» **Given entries**:
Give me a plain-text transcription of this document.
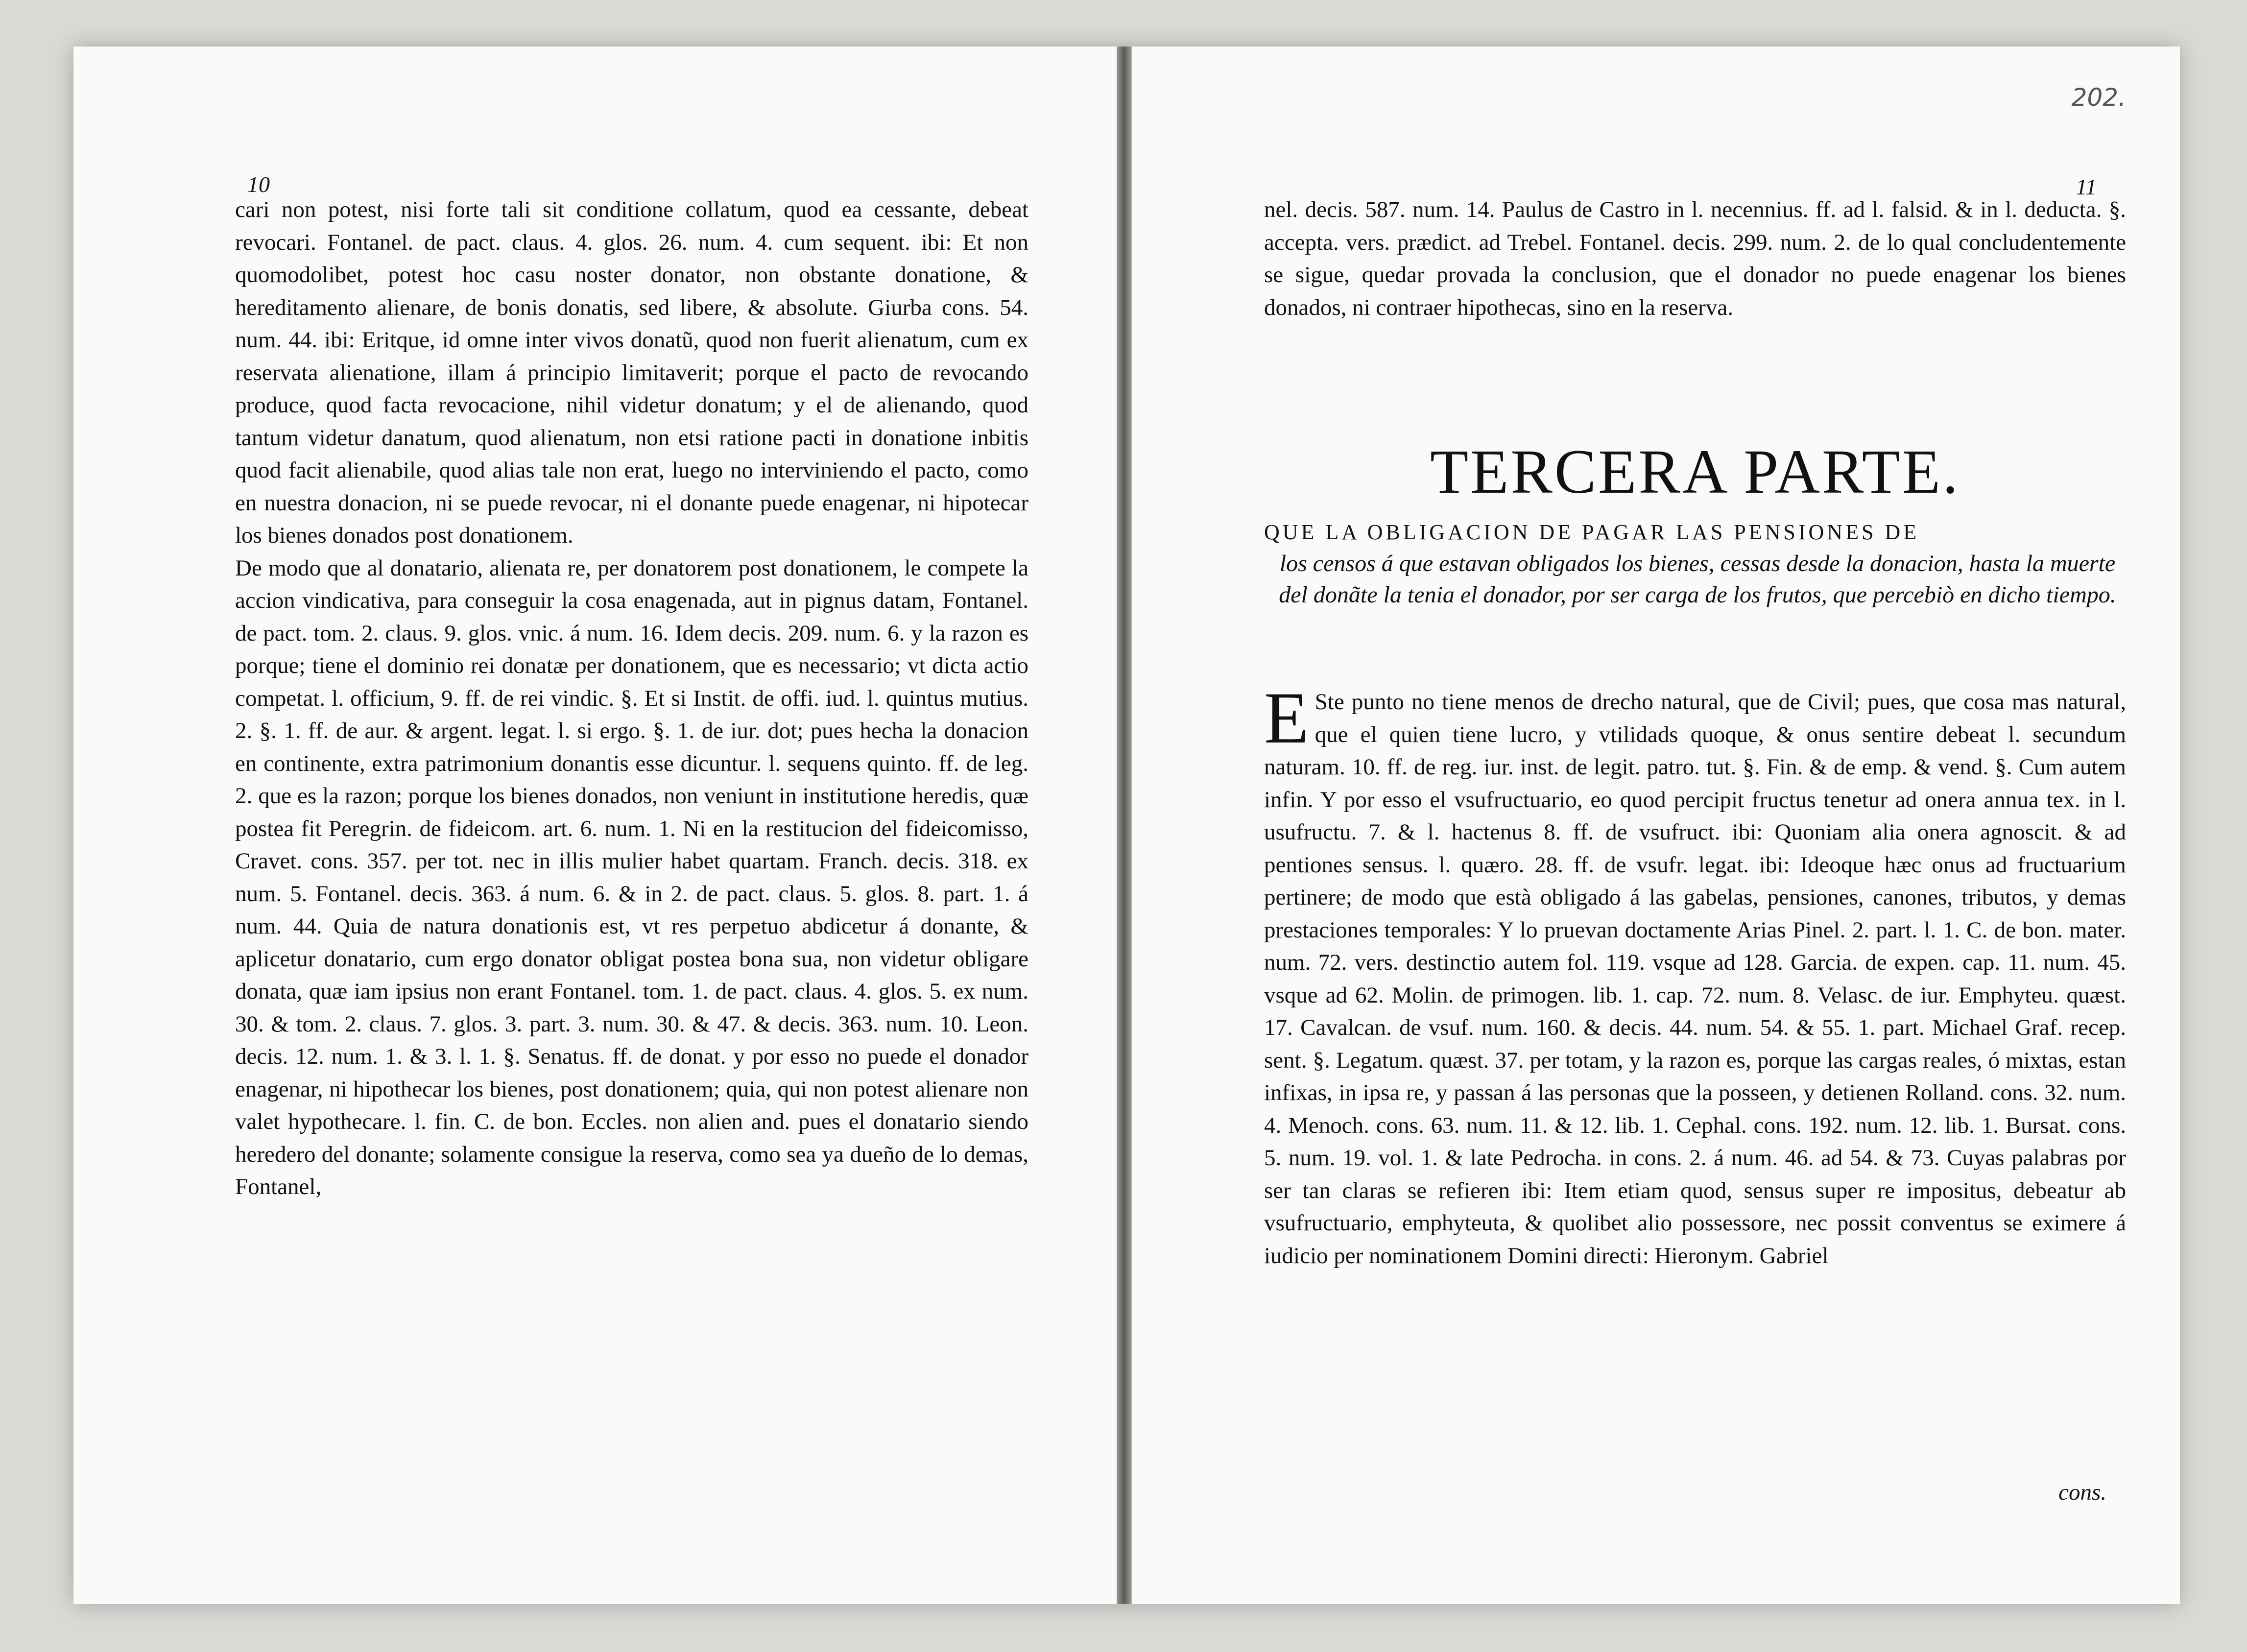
10

cari non potest, nisi forte tali sit conditione collatum, quod ea cessante, debeat revocari. Fontanel. de pact. claus. 4. glos. 26. num. 4. cum sequent. ibi: Et non quomodolibet, potest hoc casu noster donator, non obstante donatione, & hereditamento alienare, de bonis donatis, sed libere, & absolute. Giurba cons. 54. num. 44. ibi: Eritque, id omne inter vivos donatũ, quod non fuerit alienatum, cum ex reservata alienatione, illam á principio limitaverit; porque el pacto de revocando produce, quod facta revocacione, nihil videtur donatum; y el de alienando, quod tantum videtur danatum, quod alienatum, non etsi ratione pacti in donatione inbitis quod facit alienabile, quod alias tale non erat, luego no interviniendo el pacto, como en nuestra donacion, ni se puede revocar, ni el donante puede enagenar, ni hipotecar los bienes donados post donationem.

De modo que al donatario, alienata re, per donatorem post donationem, le compete la accion vindicativa, para conseguir la cosa enagenada, aut in pignus datam, Fontanel. de pact. tom. 2. claus. 9. glos. vnic. á num. 16. Idem decis. 209. num. 6. y la razon es porque; tiene el dominio rei donatæ per donationem, que es necessario; vt dicta actio competat. l. officium, 9. ff. de rei vindic. §. Et si Instit. de offi. iud. l. quintus mutius. 2. §. 1. ff. de aur. & argent. legat. l. si ergo. §. 1. de iur. dot; pues hecha la donacion en continente, extra patrimonium donantis esse dicuntur. l. sequens quinto. ff. de leg. 2. que es la razon; porque los bienes donados, non veniunt in institutione heredis, quæ postea fit Peregrin. de fideicom. art. 6. num. 1. Ni en la restitucion del fideicomisso, Cravet. cons. 357. per tot. nec in illis mulier habet quartam. Franch. decis. 318. ex num. 5. Fontanel. decis. 363. á num. 6. & in 2. de pact. claus. 5. glos. 8. part. 1. á num. 44. Quia de natura donationis est, vt res perpetuo abdicetur á donante, & aplicetur donatario, cum ergo donator obligat postea bona sua, non videtur obligare donata, quæ iam ipsius non erant Fontanel. tom. 1. de pact. claus. 4. glos. 5. ex num. 30. & tom. 2. claus. 7. glos. 3. part. 3. num. 30. & 47. & decis. 363. num. 10. Leon. decis. 12. num. 1. & 3. l. 1. §. Senatus. ff. de donat. y por esso no puede el donador enagenar, ni hipothecar los bienes, post donationem; quia, qui non potest alienare non valet hypothecare. l. fin. C. de bon. Eccles. non alien and. pues el donatario siendo heredero del donante; solamente consigue la reserva, como sea ya dueño de lo demas, Fontanel,

202.
11
nel. decis. 587. num. 14. Paulus de Castro in l. necennius. ff. ad l. falsid. & in l. deducta. §. accepta. vers. prædict. ad Trebel. Fontanel. decis. 299. num. 2. de lo qual concludentemente se sigue, quedar provada la conclusion, que el donador no puede enagenar los bienes donados, ni contraer hipothecas, sino en la reserva.
TERCERA PARTE.
QUE LA OBLIGACION DE PAGAR LAS PENSIONES DE
los censos á que estavan obligados los bienes, cessas desde la donacion, hasta la muerte del donãte la tenia el donador, por ser carga de los frutos, que percebiò en dicho tiempo.
E Ste punto no tiene menos de drecho natural, que de Civil; pues, que cosa mas natural, que el quien tiene lucro, y vtilidads quoque, & onus sentire debeat l. secundum naturam. 10. ff. de reg. iur. inst. de legit. patro. tut. §. Fin. & de emp. & vend. §. Cum autem infin. Y por esso el vsufructuario, eo quod percipit fructus tenetur ad onera annua tex. in l. usufructu. 7. & l. hactenus 8. ff. de vsufruct. ibi: Quoniam alia onera agnoscit. & ad pentiones sensus. l. quæro. 28. ff. de vsufr. legat. ibi: Ideoque hæc onus ad fructuarium pertinere; de modo que està obligado á las gabelas, pensiones, canones, tributos, y demas prestaciones temporales: Y lo pruevan doctamente Arias Pinel. 2. part. l. 1. C. de bon. mater. num. 72. vers. destinctio autem fol. 119. vsque ad 128. Garcia. de expen. cap. 11. num. 45. vsque ad 62. Molin. de primogen. lib. 1. cap. 72. num. 8. Velasc. de iur. Emphyteu. quæst. 17. Cavalcan. de vsuf. num. 160. & decis. 44. num. 54. & 55. 1. part. Michael Graf. recep. sent. §. Legatum. quæst. 37. per totam, y la razon es, porque las cargas reales, ó mixtas, estan infixas, in ipsa re, y passan á las personas que la posseen, y detienen Rolland. cons. 32. num. 4. Menoch. cons. 63. num. 11. & 12. lib. 1. Cephal. cons. 192. num. 12. lib. 1. Bursat. cons. 5. num. 19. vol. 1. & late Pedrocha. in cons. 2. á num. 46. ad 54. & 73. Cuyas palabras por ser tan claras se refieren ibi: Item etiam quod, sensus super re impositus, debeatur ab vsufructuario, emphyteuta, & quolibet alio possessore, nec possit conventus se eximere á iudicio per nominationem Domini directi: Hieronym. Gabriel
cons.
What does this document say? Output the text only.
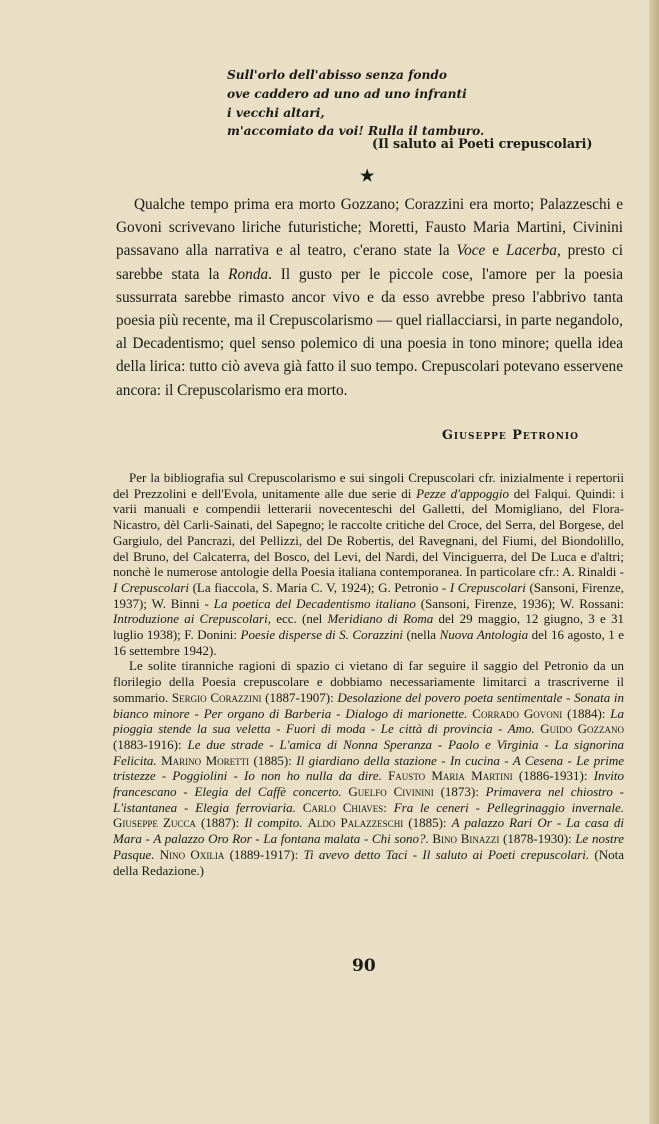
Sull'orlo dell'abisso senza fondo
ove caddero ad uno ad uno infranti
i vecchi altari,
m'accomiato da voi! Rulla il tamburo.
(Il saluto ai Poeti crepuscolari)
★

Qualche tempo prima era morto Gozzano; Corazzini era morto; Palazzeschi e Govoni scrivevano liriche futuristiche; Moretti, Fausto Maria Martini, Civinini passavano alla narrativa e al teatro, c'erano state la Voce e Lacerba, presto ci sarebbe stata la Ronda. Il gusto per le piccole cose, l'amore per la poesia sussurrata sarebbe rimasto ancor vivo e da esso avrebbe preso l'abbrivo tanta poesia più recente, ma il Crepuscolarismo — quel riallacciarsi, in parte negandolo, al Decadentismo; quel senso polemico di una poesia in tono minore; quella idea della lirica: tutto ciò aveva già fatto il suo tempo. Crepuscolari potevano esservene ancora: il Crepuscolarismo era morto.

Giuseppe Petronio

Per la bibliografia sul Crepuscolarismo e sui singoli Crepuscolari cfr. inizialmente i repertorii del Prezzolini e dell'Evola, unitamente alle due serie di Pezze d'appoggio del Falqui. Quindi: i varii manuali e compendii letterarii novecenteschi del Galletti, del Momigliano, del Flora-Nicastro, dèl Carli-Sainati, del Sapegno; le raccolte critiche del Croce, del Serra, del Borgese, del Gargiulo, del Pancrazi, del Pellizzi, del De Robertis, del Ravegnani, del Fiumi, del Biondolillo, del Bruno, del Calcaterra, del Bosco, del Levi, del Nardi, del Vinciguerra, del De Luca e d'altri; nonchè le numerose antologie della Poesia italiana contemporanea. In particolare cfr.: A. Rinaldi - I Crepuscolari (La fiaccola, S. Maria C. V, 1924); G. Petronio - I Crepuscolari (Sansoni, Firenze, 1937); W. Binni - La poetica del Decadentismo italiano (Sansoni, Firenze, 1936); W. Rossani: Introduzione ai Crepuscolari, ecc. (nel Meridiano di Roma del 29 maggio, 12 giugno, 3 e 31 luglio 1938); F. Donini: Poesie disperse di S. Corazzini (nella Nuova Antologia del 16 agosto, 1 e 16 settembre 1942).

Le solite tiranniche ragioni di spazio ci vietano di far seguire il saggio del Petronio da un florilegio della Poesia crepuscolare e dobbiamo necessariamente limitarci a trascriverne il sommario. Sergio Corazzini (1887-1907): Desolazione del povero poeta sentimentale - Sonata in bianco minore - Per organo di Barberia - Dialogo di marionette. Corrado Govoni (1884): La pioggia stende la sua veletta - Fuori di moda - Le città di provincia - Amo. Guido Gozzano (1883-1916): Le due strade - L'amica di Nonna Speranza - Paolo e Virginia - La signorina Felicita. Marino Moretti (1885): Il giardiano della stazione - In cucina - A Cesena - Le prime tristezze - Poggiolini - Io non ho nulla da dire. Fausto Maria Martini (1886-1931): Invito francescano - Elegia del Caffè concerto. Guelfo Civinini (1873): Primavera nel chiostro - L'istantanea - Elegia ferroviaria. Carlo Chiaves: Fra le ceneri - Pellegrinaggio invernale. Giuseppe Zucca (1887): Il compito. Aldo Palazzeschi (1885): A palazzo Rari Or - La casa di Mara - A palazzo Oro Ror - La fontana malata - Chi sono?. Bino Binazzi (1878-1930): Le nostre Pasque. Nino Oxilia (1889-1917): Ti avevo detto Taci - Il saluto ai Poeti crepuscolari. (Nota della Redazione.)

90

» **Given instruction**: Look through the entries above and report each line where the string "document" occurs.

» **Written answer**:
Give me a plain-text transcription of this document.
What does this document say? Output the text only.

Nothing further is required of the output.